╔══

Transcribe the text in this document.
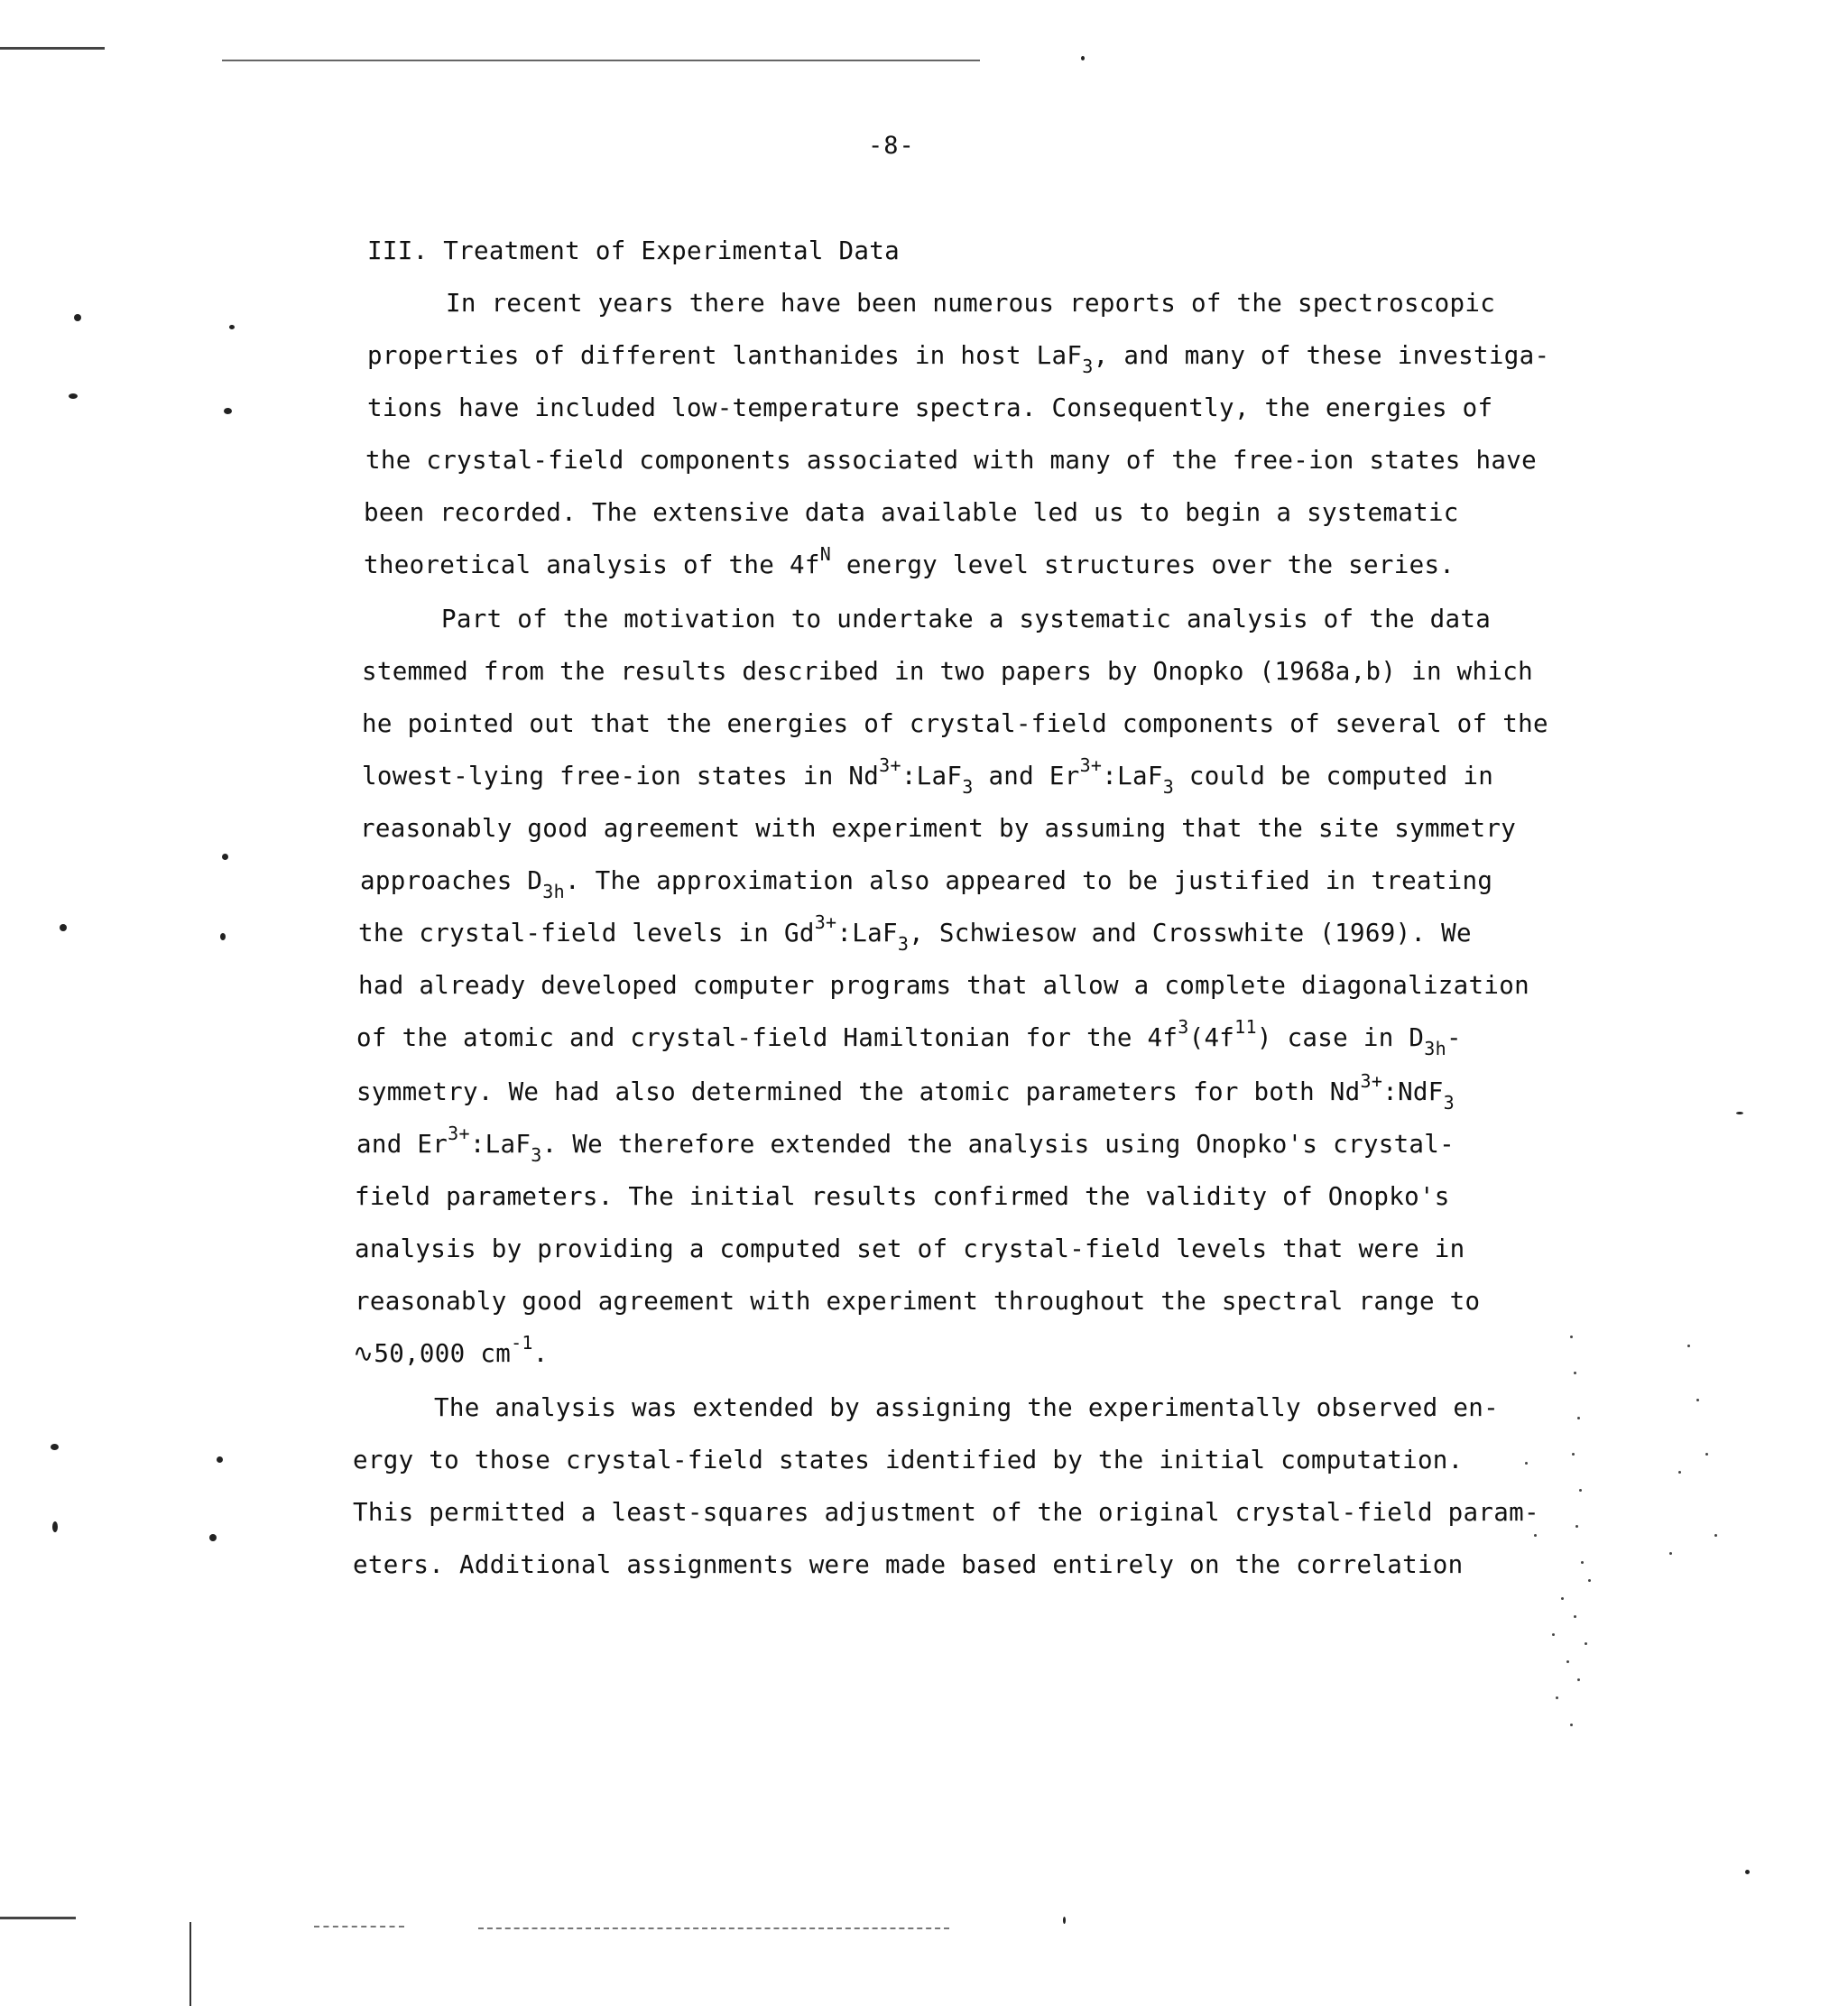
-8-
III. Treatment of Experimental Data
In recent years there have been numerous reports of the spectroscopic
properties of different lanthanides in host LaF$_3$, and many of these investiga-
tions have included low-temperature spectra. Consequently, the energies of
the crystal-field components associated with many of the free-ion states have
been recorded. The extensive data available led us to begin a systematic
theoretical analysis of the $4f^N$ energy level structures over the series.
Part of the motivation to undertake a systematic analysis of the data
stemmed from the results described in two papers by Onopko (1968a,b) in which
he pointed out that the energies of crystal-field components of several of the
lowest-lying free-ion states in $Nd^{3+}:LaF_3$ and $Er^{3+}:LaF_3$ could be computed in
reasonably good agreement with experiment by assuming that the site symmetry
approaches $D_{3h}$. The approximation also appeared to be justified in treating
the crystal-field levels in $Gd^{3+}:LaF_3$, Schwiesow and Crosswhite (1969). We
had already developed computer programs that allow a complete diagonalization
of the atomic and crystal-field Hamiltonian for the $4f^3(4f^{11})$ case in $D_{3h}-$
symmetry. We had also determined the atomic parameters for both $Nd^{3+}:NdF_3$
and $Er^{3+}:LaF_3$. We therefore extended the analysis using Onopko's crystal-
field parameters. The initial results confirmed the validity of Onopko's
analysis by providing a computed set of crystal-field levels that were in
reasonably good agreement with experiment throughout the spectral range to
∿50,000 $cm^{-1}$.
The analysis was extended by assigning the experimentally observed en-
ergy to those crystal-field states identified by the initial computation.
This permitted a least-squares adjustment of the original crystal-field param-
eters. Additional assignments were made based entirely on the correlation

╚══

» EXERCISE PROMPT
Display every line of the listing that contains the string "crystal".

» REPLY TO THE EXERCISE
the crystal-field components associated with many of the free-ion states have
he pointed out that the energies of crystal-field components of several of the
the crystal-field levels in $Gd^{3+}:LaF_3$, Schwiesow and Crosswhite (1969). We
of the atomic and crystal-field Hamiltonian for the $4f^3(4f^{11})$ case in $D_{3h}-$
and $Er^{3+}:LaF_3$. We therefore extended the analysis using Onopko's crystal-
analysis by providing a computed set of crystal-field levels that were in
ergy to those crystal-field states identified by the initial computation.
This permitted a least-squares adjustment of the original crystal-field param-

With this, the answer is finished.